** start **
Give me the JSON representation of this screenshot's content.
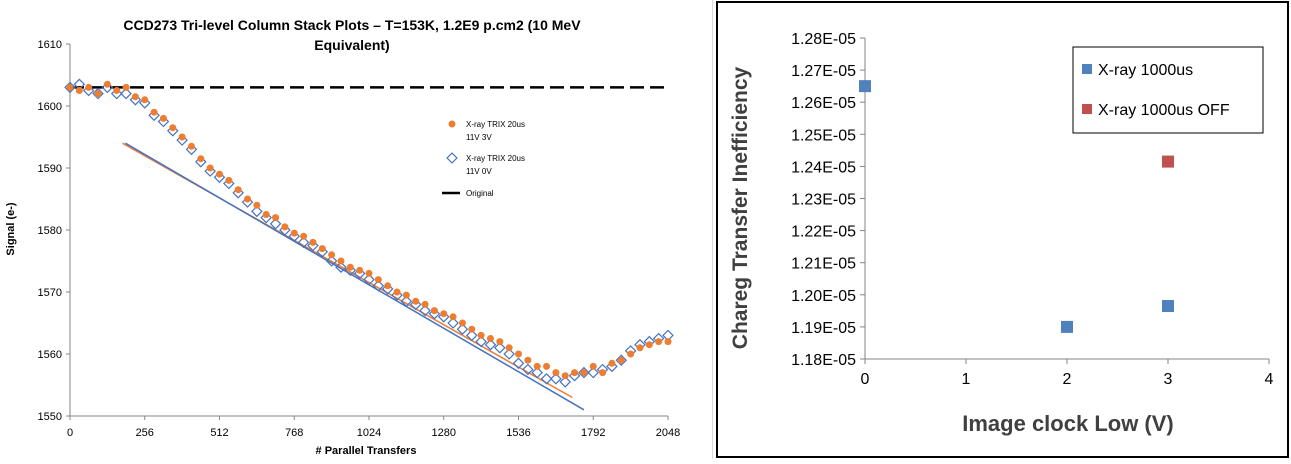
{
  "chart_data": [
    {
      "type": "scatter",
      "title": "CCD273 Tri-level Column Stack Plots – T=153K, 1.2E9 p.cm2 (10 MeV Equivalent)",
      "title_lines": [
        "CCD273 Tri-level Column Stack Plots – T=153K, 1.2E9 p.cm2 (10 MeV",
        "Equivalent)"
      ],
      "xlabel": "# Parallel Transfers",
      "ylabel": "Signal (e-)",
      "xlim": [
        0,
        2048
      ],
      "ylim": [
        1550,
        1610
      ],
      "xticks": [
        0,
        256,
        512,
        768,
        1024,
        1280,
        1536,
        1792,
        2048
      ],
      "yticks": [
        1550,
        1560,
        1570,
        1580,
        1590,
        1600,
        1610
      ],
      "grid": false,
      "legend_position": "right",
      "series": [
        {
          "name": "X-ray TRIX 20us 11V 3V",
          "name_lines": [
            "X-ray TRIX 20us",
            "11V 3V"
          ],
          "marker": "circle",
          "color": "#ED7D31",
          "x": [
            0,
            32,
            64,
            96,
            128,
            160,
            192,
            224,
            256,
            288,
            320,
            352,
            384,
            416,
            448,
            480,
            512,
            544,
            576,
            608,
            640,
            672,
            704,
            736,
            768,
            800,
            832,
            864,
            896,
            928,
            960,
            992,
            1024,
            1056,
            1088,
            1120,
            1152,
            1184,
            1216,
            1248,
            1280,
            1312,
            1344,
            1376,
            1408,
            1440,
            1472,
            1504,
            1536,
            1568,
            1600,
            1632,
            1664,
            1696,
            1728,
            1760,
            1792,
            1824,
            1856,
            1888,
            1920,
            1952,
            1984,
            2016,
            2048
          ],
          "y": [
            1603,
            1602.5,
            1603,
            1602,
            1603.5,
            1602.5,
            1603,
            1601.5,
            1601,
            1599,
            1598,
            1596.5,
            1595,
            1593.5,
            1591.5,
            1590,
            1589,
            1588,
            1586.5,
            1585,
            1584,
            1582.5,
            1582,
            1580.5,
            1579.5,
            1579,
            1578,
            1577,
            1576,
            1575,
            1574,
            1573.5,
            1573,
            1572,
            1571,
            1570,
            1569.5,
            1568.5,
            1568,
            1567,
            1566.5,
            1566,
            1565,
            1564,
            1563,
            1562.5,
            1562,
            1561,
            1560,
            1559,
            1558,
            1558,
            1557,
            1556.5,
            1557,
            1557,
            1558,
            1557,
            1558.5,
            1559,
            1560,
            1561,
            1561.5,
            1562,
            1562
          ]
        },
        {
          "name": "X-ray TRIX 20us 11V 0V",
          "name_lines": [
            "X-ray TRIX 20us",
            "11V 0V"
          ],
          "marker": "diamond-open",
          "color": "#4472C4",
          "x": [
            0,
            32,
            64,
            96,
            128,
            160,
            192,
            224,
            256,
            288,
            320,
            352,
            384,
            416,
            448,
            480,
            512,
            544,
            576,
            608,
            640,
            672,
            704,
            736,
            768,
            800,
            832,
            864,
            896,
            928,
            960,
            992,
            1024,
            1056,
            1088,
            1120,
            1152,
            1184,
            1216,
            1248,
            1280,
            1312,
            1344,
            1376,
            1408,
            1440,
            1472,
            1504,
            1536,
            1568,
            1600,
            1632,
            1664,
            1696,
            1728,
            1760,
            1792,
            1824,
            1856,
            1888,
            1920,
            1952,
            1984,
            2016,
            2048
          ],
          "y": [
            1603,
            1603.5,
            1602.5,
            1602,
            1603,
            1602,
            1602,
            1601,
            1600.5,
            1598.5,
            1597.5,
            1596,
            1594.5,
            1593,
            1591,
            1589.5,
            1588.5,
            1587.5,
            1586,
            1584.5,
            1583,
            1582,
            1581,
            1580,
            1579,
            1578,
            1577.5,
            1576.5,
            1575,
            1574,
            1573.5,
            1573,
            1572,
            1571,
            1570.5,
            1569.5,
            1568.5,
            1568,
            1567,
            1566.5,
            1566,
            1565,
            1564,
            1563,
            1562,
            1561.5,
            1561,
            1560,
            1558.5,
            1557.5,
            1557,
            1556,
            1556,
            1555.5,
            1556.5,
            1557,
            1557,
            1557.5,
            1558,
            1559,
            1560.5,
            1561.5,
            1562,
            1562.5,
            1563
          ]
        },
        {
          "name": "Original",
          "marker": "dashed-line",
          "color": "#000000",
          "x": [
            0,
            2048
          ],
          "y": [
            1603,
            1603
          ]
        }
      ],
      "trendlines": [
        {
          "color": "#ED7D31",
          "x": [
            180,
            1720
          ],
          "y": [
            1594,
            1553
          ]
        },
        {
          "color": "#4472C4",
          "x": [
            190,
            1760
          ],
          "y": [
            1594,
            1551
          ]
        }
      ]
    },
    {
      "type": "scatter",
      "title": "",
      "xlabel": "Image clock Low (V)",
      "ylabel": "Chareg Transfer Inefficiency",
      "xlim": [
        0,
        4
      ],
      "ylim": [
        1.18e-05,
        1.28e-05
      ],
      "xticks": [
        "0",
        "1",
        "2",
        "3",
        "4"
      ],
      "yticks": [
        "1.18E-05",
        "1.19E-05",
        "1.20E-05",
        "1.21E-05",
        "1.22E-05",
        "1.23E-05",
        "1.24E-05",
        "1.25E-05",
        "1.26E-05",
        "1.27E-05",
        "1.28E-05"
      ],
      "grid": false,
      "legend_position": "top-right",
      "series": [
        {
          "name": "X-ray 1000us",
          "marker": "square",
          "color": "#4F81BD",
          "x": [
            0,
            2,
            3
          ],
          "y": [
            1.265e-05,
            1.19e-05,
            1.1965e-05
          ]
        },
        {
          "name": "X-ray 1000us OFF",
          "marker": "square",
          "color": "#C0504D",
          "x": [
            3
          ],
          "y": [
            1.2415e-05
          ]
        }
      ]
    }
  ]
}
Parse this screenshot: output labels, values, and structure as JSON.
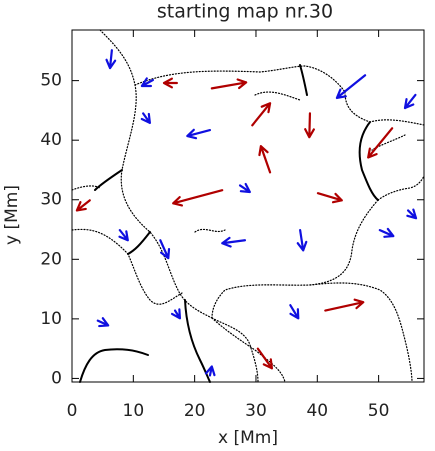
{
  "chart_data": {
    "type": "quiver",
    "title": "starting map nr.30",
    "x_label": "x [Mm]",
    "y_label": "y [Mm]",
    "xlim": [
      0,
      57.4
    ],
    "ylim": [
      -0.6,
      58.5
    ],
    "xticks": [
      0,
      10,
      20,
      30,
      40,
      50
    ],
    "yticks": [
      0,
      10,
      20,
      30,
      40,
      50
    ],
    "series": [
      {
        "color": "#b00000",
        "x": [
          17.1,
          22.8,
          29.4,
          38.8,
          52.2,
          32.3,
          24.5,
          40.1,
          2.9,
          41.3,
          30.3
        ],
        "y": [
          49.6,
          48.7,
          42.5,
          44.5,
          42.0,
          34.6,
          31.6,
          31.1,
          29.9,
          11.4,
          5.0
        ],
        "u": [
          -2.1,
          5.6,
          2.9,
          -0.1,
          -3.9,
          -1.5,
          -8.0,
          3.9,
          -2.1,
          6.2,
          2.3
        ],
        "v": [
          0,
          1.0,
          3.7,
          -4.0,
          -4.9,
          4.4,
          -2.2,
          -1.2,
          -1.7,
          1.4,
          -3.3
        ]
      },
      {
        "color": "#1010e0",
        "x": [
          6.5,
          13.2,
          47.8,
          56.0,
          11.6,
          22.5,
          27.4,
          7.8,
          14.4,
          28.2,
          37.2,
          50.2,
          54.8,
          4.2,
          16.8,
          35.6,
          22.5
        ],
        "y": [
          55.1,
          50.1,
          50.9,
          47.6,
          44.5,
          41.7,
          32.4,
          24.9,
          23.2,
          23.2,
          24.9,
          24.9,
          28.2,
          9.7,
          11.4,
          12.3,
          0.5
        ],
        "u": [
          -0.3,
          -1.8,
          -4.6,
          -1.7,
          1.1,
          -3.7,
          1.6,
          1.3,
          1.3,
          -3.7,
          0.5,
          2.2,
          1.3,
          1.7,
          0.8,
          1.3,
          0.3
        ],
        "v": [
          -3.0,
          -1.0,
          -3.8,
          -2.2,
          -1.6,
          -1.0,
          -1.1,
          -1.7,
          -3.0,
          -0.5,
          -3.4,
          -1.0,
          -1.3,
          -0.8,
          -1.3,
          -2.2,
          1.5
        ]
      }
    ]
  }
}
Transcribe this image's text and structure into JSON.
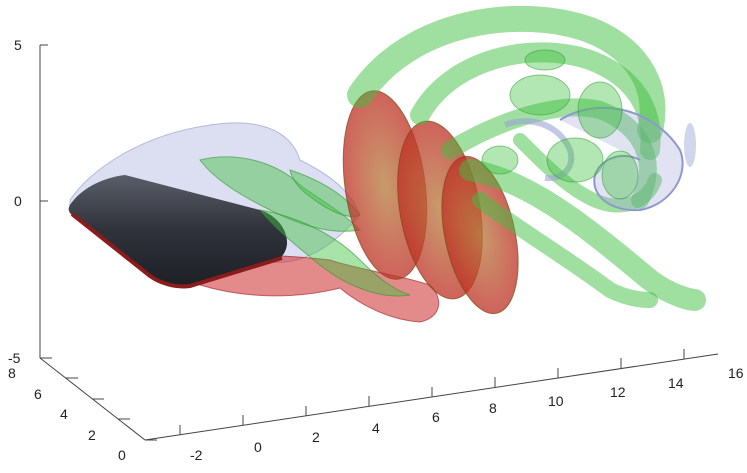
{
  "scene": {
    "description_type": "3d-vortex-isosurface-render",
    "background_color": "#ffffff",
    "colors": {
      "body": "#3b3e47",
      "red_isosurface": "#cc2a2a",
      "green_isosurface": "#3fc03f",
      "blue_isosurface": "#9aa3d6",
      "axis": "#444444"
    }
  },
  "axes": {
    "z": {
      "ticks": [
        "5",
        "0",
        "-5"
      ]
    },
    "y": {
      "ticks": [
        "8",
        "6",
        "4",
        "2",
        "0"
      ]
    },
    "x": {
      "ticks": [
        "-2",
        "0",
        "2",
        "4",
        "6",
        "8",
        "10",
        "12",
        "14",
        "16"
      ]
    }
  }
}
** end **
From the entries above, pull out each line that includes "Stack".

      "title": "CCD273 Tri-level Column Stack Plots – T=153K, 1.2E9 p.cm2 (10 MeV Equivalent)",
        "CCD273 Tri-level Column Stack Plots – T=153K, 1.2E9 p.cm2 (10 MeV",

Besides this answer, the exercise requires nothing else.